◆ **REQUIRED TASK**:
Gather from the material every line that contains the string "January".

◆ **Items from a figure collection**:
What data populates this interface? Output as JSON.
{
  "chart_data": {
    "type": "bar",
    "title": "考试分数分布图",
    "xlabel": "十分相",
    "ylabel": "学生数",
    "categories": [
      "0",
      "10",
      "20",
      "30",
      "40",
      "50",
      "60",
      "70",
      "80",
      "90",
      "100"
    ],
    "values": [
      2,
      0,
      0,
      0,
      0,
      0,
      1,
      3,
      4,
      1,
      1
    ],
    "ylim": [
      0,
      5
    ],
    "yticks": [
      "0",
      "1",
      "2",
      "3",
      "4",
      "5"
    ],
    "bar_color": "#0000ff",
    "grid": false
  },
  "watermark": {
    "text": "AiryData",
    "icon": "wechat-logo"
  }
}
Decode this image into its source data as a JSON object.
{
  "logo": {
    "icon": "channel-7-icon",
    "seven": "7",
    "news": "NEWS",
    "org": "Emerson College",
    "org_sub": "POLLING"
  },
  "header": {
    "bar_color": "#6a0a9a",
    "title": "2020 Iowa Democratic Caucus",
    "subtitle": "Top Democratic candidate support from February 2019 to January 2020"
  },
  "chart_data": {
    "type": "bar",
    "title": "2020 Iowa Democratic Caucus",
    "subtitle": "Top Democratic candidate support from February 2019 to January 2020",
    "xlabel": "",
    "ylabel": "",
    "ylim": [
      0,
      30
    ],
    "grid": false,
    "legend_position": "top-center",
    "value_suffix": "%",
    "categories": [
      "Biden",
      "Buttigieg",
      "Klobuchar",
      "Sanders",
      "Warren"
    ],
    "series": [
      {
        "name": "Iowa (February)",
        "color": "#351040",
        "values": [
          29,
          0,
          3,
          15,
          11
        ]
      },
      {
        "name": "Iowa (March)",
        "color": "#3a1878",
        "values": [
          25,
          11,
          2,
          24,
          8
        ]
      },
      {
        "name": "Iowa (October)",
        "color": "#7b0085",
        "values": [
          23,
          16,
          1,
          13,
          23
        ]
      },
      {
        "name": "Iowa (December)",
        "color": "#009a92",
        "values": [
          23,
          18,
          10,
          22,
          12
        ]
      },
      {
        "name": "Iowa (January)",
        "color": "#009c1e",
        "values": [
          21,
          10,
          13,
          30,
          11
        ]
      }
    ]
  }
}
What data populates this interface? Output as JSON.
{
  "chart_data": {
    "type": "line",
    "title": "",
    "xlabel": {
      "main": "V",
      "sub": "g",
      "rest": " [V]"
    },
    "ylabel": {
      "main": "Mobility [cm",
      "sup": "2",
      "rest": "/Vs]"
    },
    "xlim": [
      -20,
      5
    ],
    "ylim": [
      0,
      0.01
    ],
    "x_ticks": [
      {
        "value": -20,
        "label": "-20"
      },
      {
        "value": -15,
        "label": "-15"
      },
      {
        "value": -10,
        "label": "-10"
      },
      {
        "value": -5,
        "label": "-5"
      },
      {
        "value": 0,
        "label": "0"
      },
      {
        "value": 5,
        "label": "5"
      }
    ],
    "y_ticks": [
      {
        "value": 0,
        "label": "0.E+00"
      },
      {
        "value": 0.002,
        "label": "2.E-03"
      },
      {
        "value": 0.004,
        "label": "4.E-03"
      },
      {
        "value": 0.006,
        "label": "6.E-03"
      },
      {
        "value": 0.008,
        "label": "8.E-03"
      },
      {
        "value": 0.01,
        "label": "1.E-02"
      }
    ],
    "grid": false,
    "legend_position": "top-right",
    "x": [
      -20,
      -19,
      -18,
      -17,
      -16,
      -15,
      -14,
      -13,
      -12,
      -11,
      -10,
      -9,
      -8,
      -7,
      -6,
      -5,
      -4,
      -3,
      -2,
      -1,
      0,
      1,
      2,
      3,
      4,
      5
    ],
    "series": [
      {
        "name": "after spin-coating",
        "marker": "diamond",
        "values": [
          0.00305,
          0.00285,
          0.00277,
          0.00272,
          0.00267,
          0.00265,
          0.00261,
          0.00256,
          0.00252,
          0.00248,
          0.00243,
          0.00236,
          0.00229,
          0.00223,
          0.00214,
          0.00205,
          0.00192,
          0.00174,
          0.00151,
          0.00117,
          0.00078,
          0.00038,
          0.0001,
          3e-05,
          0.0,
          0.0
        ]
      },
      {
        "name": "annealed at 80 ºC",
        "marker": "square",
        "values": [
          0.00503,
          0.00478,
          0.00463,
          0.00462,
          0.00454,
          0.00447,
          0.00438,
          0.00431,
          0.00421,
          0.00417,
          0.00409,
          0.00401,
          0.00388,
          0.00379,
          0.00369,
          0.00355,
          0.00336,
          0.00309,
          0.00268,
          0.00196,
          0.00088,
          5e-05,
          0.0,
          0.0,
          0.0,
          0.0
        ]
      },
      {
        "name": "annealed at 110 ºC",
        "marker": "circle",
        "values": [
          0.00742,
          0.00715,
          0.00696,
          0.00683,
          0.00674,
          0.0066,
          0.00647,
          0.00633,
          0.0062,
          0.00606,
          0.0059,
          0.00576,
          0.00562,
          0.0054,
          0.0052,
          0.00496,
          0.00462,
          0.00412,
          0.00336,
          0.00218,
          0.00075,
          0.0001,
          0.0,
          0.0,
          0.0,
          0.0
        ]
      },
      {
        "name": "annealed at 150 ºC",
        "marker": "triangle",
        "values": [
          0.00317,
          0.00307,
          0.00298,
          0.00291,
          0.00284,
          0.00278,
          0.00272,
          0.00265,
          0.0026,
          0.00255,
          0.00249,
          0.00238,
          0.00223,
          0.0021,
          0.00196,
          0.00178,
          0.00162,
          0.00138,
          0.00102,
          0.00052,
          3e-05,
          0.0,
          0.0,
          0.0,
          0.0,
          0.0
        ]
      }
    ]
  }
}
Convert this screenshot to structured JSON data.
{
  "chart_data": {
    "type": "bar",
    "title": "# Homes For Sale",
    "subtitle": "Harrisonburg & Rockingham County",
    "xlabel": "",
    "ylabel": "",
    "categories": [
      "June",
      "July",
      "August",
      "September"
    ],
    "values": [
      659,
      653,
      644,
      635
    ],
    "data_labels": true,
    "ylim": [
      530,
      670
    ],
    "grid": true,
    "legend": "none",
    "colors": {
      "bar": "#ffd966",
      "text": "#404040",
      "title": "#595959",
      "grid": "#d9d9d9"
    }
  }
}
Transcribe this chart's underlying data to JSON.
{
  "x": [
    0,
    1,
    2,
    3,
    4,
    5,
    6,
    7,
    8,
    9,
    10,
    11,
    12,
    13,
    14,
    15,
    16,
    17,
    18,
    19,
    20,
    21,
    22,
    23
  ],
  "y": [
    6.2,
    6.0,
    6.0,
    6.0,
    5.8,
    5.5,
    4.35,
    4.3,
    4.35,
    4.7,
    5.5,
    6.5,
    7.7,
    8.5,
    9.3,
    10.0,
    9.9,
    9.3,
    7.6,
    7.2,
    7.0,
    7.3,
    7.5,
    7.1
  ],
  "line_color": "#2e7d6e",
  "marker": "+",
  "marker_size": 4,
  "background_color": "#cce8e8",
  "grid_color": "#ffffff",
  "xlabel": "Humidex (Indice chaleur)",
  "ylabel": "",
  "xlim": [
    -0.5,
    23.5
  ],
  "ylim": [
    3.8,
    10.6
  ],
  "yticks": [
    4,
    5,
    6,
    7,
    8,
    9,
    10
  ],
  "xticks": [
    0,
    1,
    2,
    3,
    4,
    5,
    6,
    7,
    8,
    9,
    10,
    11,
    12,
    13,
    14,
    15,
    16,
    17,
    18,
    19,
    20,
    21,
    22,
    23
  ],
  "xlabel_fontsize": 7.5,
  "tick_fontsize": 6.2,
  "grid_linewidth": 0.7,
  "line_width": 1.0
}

◆ **THE ANSWER**:
    "subtitle": "Top Democratic candidate support from February 2019 to January 2020"
    "subtitle": "Top Democratic candidate support from February 2019 to January 2020",
        "name": "Iowa (January)",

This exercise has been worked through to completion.